### GOALS
a) Return everything from the start of the records down to the line containing "month-sublabel: (Month): [312, 356, 341, 365]", both ends included, reproducing each line exactly.
b) Take the summary of cross-domain policy optimization further, picking up right after its final sentence.

### TEXT EXTRACT
.....

Cross-Domain Policy Optimization via Bellman Consistency and Hybrid Critics¶
Conference: ICLR 2026
arXiv: 2603.12087
Code: https://rl-bandits-lab.github.io/Cross-Domain-RL/
Area: Human Understanding
Keywords: Cross-domain RL, Bellman consistency, Hybrid Critic, Q-function transfer, Negative transfer protection
TL;DR¶
The Q Avatar framework is proposed to quantify source model transferability via cross-domain Bellman consistency. By utilizing an adaptive, hyperparameter-free weighting function to hybridize source and target domain Q-functions, reliable knowledge transfer is achieved in cross-domain RL with different state-action spaces, guaranteeing no negative transfer regardless of source model quality or domain similarity.
Background & Motivation¶
Background¶
Cross-Domain Reinforcement Learning (CDRL) aims to leverage data collected from a source domain to improve learning efficiency in a target domain. In practical scenarios (e.g., between robots with different morphologies), the source and target domains often possess different state and action spaces, making direct transfer impossible.
Key Challenges¶
State-Action Space Inconsistency: Source and target domains may have different dimensions for state and action representations, requiring complex inter-domain mappings.

.....

### STORED RECORDS
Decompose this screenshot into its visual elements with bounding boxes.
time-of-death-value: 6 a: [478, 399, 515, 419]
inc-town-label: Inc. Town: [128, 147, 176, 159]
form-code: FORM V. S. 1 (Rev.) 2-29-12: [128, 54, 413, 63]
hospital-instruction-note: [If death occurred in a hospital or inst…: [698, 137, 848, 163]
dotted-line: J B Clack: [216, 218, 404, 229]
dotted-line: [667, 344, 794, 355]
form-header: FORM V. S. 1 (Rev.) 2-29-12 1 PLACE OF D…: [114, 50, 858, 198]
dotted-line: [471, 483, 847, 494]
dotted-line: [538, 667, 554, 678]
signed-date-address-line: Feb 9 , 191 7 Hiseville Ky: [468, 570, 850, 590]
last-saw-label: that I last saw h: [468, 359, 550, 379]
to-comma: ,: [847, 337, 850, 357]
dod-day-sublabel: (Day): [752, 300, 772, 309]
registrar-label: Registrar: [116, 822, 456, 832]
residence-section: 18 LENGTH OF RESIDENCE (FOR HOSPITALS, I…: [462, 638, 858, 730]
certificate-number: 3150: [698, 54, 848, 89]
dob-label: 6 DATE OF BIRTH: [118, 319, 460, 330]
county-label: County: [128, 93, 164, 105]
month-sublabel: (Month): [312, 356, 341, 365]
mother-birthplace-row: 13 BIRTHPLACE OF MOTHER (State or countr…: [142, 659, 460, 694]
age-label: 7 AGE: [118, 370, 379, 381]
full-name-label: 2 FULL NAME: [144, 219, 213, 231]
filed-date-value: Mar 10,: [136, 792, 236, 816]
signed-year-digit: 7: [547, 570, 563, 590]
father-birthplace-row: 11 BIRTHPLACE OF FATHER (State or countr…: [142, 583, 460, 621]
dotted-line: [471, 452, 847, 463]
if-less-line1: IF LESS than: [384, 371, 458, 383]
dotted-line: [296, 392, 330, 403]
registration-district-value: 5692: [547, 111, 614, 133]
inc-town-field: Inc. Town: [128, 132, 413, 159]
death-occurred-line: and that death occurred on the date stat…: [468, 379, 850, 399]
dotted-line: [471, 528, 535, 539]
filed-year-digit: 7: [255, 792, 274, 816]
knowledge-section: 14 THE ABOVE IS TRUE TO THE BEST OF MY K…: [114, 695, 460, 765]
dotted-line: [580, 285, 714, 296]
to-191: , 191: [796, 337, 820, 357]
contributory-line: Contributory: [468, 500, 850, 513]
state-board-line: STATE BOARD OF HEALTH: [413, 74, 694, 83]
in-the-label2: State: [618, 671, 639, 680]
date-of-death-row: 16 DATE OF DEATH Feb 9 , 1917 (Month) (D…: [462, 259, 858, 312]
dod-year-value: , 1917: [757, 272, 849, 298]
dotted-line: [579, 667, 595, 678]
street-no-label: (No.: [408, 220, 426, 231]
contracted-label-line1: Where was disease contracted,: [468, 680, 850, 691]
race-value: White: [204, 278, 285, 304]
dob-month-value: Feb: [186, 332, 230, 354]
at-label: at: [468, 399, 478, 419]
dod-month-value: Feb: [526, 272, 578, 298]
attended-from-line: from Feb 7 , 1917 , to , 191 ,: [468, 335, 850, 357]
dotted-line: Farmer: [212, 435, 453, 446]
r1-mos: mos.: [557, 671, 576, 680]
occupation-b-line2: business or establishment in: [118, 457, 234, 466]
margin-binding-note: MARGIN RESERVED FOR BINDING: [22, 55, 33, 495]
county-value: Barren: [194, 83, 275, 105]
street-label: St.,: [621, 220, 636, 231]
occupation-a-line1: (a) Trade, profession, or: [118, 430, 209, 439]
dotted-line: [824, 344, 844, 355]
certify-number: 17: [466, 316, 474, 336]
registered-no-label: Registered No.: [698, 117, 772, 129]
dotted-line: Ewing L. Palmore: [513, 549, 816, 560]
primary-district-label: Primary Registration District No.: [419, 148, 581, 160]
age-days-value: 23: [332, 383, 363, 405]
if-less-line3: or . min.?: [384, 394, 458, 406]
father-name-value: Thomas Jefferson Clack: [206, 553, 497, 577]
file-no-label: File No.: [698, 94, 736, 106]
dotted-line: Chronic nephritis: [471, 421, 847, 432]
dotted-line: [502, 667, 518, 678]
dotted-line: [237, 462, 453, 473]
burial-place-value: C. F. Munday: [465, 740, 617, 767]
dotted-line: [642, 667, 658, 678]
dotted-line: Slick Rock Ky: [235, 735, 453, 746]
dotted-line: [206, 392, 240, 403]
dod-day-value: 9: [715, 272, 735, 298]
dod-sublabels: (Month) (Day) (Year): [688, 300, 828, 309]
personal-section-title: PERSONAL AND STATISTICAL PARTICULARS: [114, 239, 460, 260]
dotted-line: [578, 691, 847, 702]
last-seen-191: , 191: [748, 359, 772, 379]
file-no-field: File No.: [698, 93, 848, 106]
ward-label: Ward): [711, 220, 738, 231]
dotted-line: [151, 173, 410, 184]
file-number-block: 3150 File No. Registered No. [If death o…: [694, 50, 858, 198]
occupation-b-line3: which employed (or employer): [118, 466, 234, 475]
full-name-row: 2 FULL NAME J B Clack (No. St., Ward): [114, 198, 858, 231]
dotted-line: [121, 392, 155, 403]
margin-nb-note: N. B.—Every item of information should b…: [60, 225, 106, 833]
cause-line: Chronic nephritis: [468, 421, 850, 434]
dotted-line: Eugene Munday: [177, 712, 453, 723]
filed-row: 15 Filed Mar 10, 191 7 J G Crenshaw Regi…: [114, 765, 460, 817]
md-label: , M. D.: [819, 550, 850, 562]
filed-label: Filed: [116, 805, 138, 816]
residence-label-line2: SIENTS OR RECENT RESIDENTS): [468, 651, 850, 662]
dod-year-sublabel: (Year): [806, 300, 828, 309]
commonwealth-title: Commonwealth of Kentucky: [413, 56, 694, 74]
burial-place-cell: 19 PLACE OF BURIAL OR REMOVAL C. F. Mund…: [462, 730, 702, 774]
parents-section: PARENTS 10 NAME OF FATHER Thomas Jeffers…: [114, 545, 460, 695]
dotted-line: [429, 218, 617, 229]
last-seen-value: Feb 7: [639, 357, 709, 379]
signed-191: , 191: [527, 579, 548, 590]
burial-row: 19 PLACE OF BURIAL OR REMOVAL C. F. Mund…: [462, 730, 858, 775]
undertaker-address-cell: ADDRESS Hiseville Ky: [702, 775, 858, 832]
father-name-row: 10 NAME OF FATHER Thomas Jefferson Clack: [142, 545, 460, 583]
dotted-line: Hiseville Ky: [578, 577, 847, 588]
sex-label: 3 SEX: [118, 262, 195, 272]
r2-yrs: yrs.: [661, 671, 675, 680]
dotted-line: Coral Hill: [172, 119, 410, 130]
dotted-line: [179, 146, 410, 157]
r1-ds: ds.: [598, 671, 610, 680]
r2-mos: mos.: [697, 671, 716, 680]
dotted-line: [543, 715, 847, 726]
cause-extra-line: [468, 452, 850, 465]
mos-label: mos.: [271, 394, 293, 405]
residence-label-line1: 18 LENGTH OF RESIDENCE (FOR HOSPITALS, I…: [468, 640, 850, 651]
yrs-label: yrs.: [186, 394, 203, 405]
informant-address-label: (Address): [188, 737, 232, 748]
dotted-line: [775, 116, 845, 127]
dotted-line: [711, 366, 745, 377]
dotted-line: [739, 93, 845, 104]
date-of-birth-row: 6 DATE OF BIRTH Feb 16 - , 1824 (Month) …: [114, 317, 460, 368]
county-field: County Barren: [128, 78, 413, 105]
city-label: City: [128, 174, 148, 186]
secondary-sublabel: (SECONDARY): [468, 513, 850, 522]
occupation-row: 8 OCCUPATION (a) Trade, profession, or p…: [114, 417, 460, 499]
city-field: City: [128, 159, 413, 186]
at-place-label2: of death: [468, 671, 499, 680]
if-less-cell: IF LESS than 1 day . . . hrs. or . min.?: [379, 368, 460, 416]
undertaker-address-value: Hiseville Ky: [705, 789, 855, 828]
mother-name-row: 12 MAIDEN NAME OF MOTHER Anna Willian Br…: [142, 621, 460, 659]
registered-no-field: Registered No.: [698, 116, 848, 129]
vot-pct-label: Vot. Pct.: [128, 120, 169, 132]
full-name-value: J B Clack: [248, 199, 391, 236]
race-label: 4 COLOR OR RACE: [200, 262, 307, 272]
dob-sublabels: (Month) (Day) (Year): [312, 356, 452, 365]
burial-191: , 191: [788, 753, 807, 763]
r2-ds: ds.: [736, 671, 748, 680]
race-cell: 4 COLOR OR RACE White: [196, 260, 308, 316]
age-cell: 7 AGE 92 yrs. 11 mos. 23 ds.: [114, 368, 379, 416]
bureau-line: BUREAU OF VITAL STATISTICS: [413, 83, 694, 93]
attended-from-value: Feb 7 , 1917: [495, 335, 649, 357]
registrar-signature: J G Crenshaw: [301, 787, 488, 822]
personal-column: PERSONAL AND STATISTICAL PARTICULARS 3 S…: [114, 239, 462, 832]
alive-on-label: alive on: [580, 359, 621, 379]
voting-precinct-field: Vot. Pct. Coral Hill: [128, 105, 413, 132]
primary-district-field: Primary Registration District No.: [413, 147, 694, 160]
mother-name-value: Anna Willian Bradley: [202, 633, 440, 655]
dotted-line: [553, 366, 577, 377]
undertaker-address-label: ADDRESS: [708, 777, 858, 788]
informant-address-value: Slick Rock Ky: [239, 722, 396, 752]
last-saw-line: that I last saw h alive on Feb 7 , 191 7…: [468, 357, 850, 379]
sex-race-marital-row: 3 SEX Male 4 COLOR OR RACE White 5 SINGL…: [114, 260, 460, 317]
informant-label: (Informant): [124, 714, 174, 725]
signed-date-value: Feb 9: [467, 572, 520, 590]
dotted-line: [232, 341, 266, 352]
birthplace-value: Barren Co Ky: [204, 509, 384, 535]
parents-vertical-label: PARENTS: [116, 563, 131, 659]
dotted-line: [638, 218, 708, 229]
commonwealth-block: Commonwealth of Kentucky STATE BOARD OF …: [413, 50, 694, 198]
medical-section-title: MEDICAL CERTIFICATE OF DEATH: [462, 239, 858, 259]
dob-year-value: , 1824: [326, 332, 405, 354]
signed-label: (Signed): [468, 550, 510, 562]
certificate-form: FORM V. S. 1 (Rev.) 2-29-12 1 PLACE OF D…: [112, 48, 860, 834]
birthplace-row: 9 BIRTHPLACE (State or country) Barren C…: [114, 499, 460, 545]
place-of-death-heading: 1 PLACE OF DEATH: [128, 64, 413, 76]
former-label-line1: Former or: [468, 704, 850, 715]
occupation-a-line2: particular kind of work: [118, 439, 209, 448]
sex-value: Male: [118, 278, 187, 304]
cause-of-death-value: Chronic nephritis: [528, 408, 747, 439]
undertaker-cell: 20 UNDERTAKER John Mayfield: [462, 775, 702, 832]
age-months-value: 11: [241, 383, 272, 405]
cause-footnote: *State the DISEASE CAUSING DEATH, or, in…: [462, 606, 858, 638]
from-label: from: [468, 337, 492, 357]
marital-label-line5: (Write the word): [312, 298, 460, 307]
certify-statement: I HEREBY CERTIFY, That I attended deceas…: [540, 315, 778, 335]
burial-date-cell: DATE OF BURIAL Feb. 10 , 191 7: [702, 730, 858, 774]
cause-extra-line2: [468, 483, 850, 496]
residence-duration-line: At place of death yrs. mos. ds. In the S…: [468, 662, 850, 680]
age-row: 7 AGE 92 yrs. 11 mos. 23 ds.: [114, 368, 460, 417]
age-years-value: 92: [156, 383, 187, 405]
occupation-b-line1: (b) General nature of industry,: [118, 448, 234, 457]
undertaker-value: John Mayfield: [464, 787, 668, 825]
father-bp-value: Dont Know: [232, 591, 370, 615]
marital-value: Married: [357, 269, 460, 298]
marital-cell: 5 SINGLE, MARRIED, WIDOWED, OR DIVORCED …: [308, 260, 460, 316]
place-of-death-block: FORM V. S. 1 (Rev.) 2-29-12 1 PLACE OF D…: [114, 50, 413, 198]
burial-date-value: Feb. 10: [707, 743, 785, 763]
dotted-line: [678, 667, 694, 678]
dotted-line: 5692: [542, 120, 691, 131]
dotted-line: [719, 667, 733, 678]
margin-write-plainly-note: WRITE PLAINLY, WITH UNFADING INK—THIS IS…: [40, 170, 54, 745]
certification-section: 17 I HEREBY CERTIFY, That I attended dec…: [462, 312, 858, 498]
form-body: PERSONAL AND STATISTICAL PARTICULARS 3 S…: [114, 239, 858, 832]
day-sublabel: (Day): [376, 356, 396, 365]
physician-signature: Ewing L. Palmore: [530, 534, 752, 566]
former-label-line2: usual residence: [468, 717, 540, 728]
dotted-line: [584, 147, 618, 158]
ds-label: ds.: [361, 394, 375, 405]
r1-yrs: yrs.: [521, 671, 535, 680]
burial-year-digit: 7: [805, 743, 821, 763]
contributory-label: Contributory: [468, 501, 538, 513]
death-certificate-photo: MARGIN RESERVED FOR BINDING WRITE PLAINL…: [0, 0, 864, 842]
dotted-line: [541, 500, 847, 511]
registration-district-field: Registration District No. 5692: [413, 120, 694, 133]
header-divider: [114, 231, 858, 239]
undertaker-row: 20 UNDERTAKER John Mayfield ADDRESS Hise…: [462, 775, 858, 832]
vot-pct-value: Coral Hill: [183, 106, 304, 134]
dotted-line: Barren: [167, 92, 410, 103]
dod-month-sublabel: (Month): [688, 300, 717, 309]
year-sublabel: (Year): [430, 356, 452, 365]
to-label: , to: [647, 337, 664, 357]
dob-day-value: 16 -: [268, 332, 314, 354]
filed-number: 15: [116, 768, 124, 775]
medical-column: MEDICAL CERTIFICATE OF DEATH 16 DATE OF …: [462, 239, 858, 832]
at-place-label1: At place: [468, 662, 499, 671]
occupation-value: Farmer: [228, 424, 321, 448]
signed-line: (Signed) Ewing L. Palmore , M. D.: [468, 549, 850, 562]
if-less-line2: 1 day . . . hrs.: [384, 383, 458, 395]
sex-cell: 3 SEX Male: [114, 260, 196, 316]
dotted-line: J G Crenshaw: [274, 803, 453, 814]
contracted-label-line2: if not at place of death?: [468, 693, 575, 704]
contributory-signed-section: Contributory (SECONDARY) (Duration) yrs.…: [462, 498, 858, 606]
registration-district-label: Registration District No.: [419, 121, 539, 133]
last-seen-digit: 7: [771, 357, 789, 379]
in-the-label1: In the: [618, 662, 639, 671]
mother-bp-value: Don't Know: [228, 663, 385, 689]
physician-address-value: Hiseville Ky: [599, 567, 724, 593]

.....

### THE REPLIES
a)
Decompose this screenshot into its visual elements with bounding boxes.
time-of-death-value: 6 a: [478, 399, 515, 419]
inc-town-label: Inc. Town: [128, 147, 176, 159]
form-code: FORM V. S. 1 (Rev.) 2-29-12: [128, 54, 413, 63]
hospital-instruction-note: [If death occurred in a hospital or inst…: [698, 137, 848, 163]
dotted-line: J B Clack: [216, 218, 404, 229]
dotted-line: [667, 344, 794, 355]
form-header: FORM V. S. 1 (Rev.) 2-29-12 1 PLACE OF D…: [114, 50, 858, 198]
dotted-line: [471, 483, 847, 494]
dotted-line: [538, 667, 554, 678]
signed-date-address-line: Feb 9 , 191 7 Hiseville Ky: [468, 570, 850, 590]
last-saw-label: that I last saw h: [468, 359, 550, 379]
to-comma: ,: [847, 337, 850, 357]
dod-day-sublabel: (Day): [752, 300, 772, 309]
registrar-label: Registrar: [116, 822, 456, 832]
residence-section: 18 LENGTH OF RESIDENCE (FOR HOSPITALS, I…: [462, 638, 858, 730]
certificate-number: 3150: [698, 54, 848, 89]
dob-label: 6 DATE OF BIRTH: [118, 319, 460, 330]
county-label: County: [128, 93, 164, 105]
month-sublabel: (Month): [312, 356, 341, 365]

b)
Unknown Transferability: It is difficult to determine the transfer performance of a source model beforehand. CDRL is prone to negative transfer, where performance after transfer is worse than learning from scratch.
Limitations of Prior Work¶
- Hand-crafted latent space mapping methods (Ammar & Taylor, 2012) lack flexibility.
- Learned inter-domain mappings (Zhang et al., 2021; Gui et al., 2023) are based on dynamic alignment but lack performance guarantees and ignore transferability issues.
- All existing methods assume domains are sufficiently similar and do not address negative transfer protection.
Method¶
Overall Architecture¶
Q Avatar addresses cross-domain transfer where state and action space dimensions differ between the source (e.g., simulator) and target (e.g., real robot). The approach follows a three-step mechanism: "Bridge, Quantify, and Mix." First, it uses normalizing flow-based mappings \(\phi, \psi\) to map target domain state-actions back to the source domain, enabling the source Q-function to be evaluated on target data. Second, it uses the cross-domain Bellman error to quantify the reliability of the transferred Q-function in real-time. Finally, it dynamically weights the source and target critics into a hybrid critic to drive policy updates. The mechanism ensures that the hybrid weight fluctuates automatically with transferability—relying more on the source when it is credible and reverting to target-only learning when it is not—preventing negative transfer even with poor source models or large domain gaps.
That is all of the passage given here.